*Brief:* All of the data below should be written out exactly.

*Figure record listings:*
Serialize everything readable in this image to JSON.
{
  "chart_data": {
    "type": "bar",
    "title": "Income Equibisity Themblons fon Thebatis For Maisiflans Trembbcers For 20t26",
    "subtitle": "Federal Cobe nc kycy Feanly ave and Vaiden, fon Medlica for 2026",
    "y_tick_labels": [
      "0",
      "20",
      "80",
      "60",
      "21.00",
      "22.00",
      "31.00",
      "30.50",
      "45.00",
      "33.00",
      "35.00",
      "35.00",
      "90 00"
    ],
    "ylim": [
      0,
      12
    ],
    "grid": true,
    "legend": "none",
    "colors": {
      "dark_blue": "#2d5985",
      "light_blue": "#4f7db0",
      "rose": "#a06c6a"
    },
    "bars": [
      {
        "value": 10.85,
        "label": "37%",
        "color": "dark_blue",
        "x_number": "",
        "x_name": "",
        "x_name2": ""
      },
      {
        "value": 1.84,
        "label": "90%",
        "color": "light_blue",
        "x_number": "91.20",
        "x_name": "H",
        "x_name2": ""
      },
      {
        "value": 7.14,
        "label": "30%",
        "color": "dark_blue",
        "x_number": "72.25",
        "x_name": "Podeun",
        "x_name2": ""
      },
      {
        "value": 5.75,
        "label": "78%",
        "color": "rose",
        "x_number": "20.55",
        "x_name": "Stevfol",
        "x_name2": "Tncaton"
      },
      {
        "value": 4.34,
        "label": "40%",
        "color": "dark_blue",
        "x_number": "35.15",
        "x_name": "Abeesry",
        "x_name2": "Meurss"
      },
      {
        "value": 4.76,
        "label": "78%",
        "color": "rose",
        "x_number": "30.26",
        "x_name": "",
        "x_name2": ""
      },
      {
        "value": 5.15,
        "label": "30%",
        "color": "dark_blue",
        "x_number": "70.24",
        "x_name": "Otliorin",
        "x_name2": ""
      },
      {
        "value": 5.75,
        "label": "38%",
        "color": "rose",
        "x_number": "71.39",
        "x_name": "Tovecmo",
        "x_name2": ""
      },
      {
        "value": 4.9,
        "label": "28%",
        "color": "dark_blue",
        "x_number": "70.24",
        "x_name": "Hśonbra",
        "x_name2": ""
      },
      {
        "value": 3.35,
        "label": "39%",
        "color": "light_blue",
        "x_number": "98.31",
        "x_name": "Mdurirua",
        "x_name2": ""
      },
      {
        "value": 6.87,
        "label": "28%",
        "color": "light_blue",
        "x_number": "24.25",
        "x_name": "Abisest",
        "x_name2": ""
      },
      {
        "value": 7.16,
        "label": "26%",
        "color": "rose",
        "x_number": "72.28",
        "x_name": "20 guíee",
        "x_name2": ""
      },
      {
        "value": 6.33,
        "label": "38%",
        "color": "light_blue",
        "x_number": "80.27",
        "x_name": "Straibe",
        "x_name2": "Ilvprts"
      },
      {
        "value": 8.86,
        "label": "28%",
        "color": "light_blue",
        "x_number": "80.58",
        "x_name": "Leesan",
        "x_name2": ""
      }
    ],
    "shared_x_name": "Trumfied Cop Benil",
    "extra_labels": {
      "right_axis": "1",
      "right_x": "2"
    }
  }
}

*Full solution:*
Serialize everything readable in this image to JSON.
{
  "chart_data": {
    "type": "bar",
    "title": "Income Equibisity Themblons fon Thebatis For Maisiflans Trembbcers For 20t26",
    "subtitle": "Federal Cobe nc kycy Feanly ave and Vaiden, fon Medlica for 2026",
    "y_tick_labels": [
      "0",
      "20",
      "80",
      "60",
      "21.00",
      "22.00",
      "31.00",
      "30.50",
      "45.00",
      "33.00",
      "35.00",
      "35.00",
      "90 00"
    ],
    "ylim": [
      0,
      12
    ],
    "grid": true,
    "legend": "none",
    "colors": {
      "dark_blue": "#2d5985",
      "light_blue": "#4f7db0",
      "rose": "#a06c6a"
    },
    "bars": [
      {
        "value": 10.85,
        "label": "37%",
        "color": "dark_blue",
        "x_number": "",
        "x_name": "",
        "x_name2": ""
      },
      {
        "value": 1.84,
        "label": "90%",
        "color": "light_blue",
        "x_number": "91.20",
        "x_name": "H",
        "x_name2": ""
      },
      {
        "value": 7.14,
        "label": "30%",
        "color": "dark_blue",
        "x_number": "72.25",
        "x_name": "Podeun",
        "x_name2": ""
      },
      {
        "value": 5.75,
        "label": "78%",
        "color": "rose",
        "x_number": "20.55",
        "x_name": "Stevfol",
        "x_name2": "Tncaton"
      },
      {
        "value": 4.34,
        "label": "40%",
        "color": "dark_blue",
        "x_number": "35.15",
        "x_name": "Abeesry",
        "x_name2": "Meurss"
      },
      {
        "value": 4.76,
        "label": "78%",
        "color": "rose",
        "x_number": "30.26",
        "x_name": "",
        "x_name2": ""
      },
      {
        "value": 5.15,
        "label": "30%",
        "color": "dark_blue",
        "x_number": "70.24",
        "x_name": "Otliorin",
        "x_name2": ""
      },
      {
        "value": 5.75,
        "label": "38%",
        "color": "rose",
        "x_number": "71.39",
        "x_name": "Tovecmo",
        "x_name2": ""
      },
      {
        "value": 4.9,
        "label": "28%",
        "color": "dark_blue",
        "x_number": "70.24",
        "x_name": "Hśonbra",
        "x_name2": ""
      },
      {
        "value": 3.35,
        "label": "39%",
        "color": "light_blue",
        "x_number": "98.31",
        "x_name": "Mdurirua",
        "x_name2": ""
      },
      {
        "value": 6.87,
        "label": "28%",
        "color": "light_blue",
        "x_number": "24.25",
        "x_name": "Abisest",
        "x_name2": ""
      },
      {
        "value": 7.16,
        "label": "26%",
        "color": "rose",
        "x_number": "72.28",
        "x_name": "20 guíee",
        "x_name2": ""
      },
      {
        "value": 6.33,
        "label": "38%",
        "color": "light_blue",
        "x_number": "80.27",
        "x_name": "Straibe",
        "x_name2": "Ilvprts"
      },
      {
        "value": 8.86,
        "label": "28%",
        "color": "light_blue",
        "x_number": "80.58",
        "x_name": "Leesan",
        "x_name2": ""
      }
    ],
    "shared_x_name": "Trumfied Cop Benil",
    "extra_labels": {
      "right_axis": "1",
      "right_x": "2"
    }
  }
}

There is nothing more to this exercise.